Do this >> Copy out each line of the material in which the word "ylabel" appears.

Records for processing >>
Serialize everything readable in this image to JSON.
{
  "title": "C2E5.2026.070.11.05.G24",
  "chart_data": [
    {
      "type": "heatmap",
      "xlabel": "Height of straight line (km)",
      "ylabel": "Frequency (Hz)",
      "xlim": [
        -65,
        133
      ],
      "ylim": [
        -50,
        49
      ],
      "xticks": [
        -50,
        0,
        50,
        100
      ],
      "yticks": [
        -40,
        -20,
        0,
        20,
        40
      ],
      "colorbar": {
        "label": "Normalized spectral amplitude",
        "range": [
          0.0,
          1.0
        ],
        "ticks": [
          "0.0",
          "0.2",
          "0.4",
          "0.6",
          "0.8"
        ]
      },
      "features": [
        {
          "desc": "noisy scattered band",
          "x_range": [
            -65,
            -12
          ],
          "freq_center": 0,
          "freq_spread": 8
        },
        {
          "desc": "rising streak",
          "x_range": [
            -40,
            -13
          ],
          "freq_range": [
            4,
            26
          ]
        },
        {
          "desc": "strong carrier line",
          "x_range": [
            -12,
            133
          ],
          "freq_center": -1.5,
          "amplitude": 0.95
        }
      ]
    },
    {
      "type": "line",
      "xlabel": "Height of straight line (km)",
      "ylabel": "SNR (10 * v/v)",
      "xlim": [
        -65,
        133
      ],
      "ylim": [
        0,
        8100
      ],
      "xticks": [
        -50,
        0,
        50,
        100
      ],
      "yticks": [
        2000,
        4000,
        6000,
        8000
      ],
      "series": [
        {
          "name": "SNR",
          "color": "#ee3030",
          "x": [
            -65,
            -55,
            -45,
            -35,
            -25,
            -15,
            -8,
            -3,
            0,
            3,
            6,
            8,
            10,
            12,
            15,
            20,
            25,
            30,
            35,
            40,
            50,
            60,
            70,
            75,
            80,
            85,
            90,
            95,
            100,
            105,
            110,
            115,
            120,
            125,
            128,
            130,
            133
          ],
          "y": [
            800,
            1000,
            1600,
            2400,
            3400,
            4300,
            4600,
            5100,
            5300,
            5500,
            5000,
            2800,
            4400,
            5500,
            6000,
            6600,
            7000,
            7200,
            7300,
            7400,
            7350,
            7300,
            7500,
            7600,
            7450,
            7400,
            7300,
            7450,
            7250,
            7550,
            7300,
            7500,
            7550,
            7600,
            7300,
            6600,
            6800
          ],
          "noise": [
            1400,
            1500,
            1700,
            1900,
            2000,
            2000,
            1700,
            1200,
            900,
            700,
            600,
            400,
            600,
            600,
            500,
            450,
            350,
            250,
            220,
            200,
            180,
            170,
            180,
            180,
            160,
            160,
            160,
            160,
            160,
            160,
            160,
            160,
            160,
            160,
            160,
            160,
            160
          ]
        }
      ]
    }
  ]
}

Result of the task >>
      "ylabel": "Frequency (Hz)",
      "ylabel": "SNR (10 * v/v)",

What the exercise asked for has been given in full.